Goal of the exercise
Give the data a second time, exactly and in full.

----------

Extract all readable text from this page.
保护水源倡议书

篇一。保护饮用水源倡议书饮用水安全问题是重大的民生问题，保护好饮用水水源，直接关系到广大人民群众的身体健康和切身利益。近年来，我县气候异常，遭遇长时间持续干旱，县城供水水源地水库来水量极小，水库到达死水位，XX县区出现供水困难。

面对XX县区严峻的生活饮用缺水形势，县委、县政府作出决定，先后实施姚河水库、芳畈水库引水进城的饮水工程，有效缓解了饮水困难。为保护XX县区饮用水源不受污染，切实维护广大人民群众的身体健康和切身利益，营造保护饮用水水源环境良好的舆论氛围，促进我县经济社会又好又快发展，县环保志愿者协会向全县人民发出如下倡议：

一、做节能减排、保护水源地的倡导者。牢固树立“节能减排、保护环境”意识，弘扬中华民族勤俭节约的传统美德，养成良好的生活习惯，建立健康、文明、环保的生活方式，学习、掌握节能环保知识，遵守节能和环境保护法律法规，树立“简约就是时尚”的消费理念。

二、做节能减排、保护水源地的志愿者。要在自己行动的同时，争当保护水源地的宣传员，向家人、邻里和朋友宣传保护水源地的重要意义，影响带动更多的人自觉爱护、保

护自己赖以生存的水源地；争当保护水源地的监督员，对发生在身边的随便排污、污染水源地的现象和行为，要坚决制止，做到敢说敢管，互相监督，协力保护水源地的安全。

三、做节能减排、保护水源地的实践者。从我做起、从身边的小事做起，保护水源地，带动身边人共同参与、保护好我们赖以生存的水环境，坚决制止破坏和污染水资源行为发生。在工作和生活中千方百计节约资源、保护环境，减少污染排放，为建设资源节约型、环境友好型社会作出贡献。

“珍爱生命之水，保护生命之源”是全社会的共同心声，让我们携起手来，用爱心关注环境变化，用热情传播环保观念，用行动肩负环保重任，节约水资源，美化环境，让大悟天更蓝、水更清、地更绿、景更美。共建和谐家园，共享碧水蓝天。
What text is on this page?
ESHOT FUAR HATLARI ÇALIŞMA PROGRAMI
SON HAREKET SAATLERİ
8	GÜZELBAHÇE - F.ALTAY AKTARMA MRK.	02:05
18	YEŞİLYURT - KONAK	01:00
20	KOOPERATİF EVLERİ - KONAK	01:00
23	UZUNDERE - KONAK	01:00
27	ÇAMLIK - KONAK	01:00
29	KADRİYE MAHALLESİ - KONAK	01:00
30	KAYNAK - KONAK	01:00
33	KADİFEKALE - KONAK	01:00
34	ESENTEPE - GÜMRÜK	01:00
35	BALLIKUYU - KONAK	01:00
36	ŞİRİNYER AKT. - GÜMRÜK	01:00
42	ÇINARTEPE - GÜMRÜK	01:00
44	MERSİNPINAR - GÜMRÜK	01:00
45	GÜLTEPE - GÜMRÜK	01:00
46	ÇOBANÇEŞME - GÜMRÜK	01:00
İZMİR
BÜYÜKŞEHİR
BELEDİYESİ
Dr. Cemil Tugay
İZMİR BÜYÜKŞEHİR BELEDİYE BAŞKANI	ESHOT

----------

Complete response
Extract all readable text from this page.
保护水源倡议书

篇一。保护饮用水源倡议书饮用水安全问题是重大的民生问题，保护好饮用水水源，直接关系到广大人民群众的身体健康和切身利益。近年来，我县气候异常，遭遇长时间持续干旱，县城供水水源地水库来水量极小，水库到达死水位，XX县区出现供水困难。

面对XX县区严峻的生活饮用缺水形势，县委、县政府作出决定，先后实施姚河水库、芳畈水库引水进城的饮水工程，有效缓解了饮水困难。为保护XX县区饮用水源不受污染，切实维护广大人民群众的身体健康和切身利益，营造保护饮用水水源环境良好的舆论氛围，促进我县经济社会又好又快发展，县环保志愿者协会向全县人民发出如下倡议：

一、做节能减排、保护水源地的倡导者。牢固树立“节能减排、保护环境”意识，弘扬中华民族勤俭节约的传统美德，养成良好的生活习惯，建立健康、文明、环保的生活方式，学习、掌握节能环保知识，遵守节能和环境保护法律法规，树立“简约就是时尚”的消费理念。

二、做节能减排、保护水源地的志愿者。要在自己行动的同时，争当保护水源地的宣传员，向家人、邻里和朋友宣传保护水源地的重要意义，影响带动更多的人自觉爱护、保

护自己赖以生存的水源地；争当保护水源地的监督员，对发生在身边的随便排污、污染水源地的现象和行为，要坚决制止，做到敢说敢管，互相监督，协力保护水源地的安全。

三、做节能减排、保护水源地的实践者。从我做起、从身边的小事做起，保护水源地，带动身边人共同参与、保护好我们赖以生存的水环境，坚决制止破坏和污染水资源行为发生。在工作和生活中千方百计节约资源、保护环境，减少污染排放，为建设资源节约型、环境友好型社会作出贡献。

“珍爱生命之水，保护生命之源”是全社会的共同心声，让我们携起手来，用爱心关注环境变化，用热情传播环保观念，用行动肩负环保重任，节约水资源，美化环境，让大悟天更蓝、水更清、地更绿、景更美。共建和谐家园，共享碧水蓝天。
What text is on this page?
ESHOT FUAR HATLARI ÇALIŞMA PROGRAMI
SON HAREKET SAATLERİ
8	GÜZELBAHÇE - F.ALTAY AKTARMA MRK.	02:05
18	YEŞİLYURT - KONAK	01:00
20	KOOPERATİF EVLERİ - KONAK	01:00
23	UZUNDERE - KONAK	01:00
27	ÇAMLIK - KONAK	01:00
29	KADRİYE MAHALLESİ - KONAK	01:00
30	KAYNAK - KONAK	01:00
33	KADİFEKALE - KONAK	01:00
34	ESENTEPE - GÜMRÜK	01:00
35	BALLIKUYU - KONAK	01:00
36	ŞİRİNYER AKT. - GÜMRÜK	01:00
42	ÇINARTEPE - GÜMRÜK	01:00
44	MERSİNPINAR - GÜMRÜK	01:00
45	GÜLTEPE - GÜMRÜK	01:00
46	ÇOBANÇEŞME - GÜMRÜK	01:00
İZMİR
BÜYÜKŞEHİR
BELEDİYESİ
Dr. Cemil Tugay
İZMİR BÜYÜKŞEHİR BELEDİYE BAŞKANI	ESHOT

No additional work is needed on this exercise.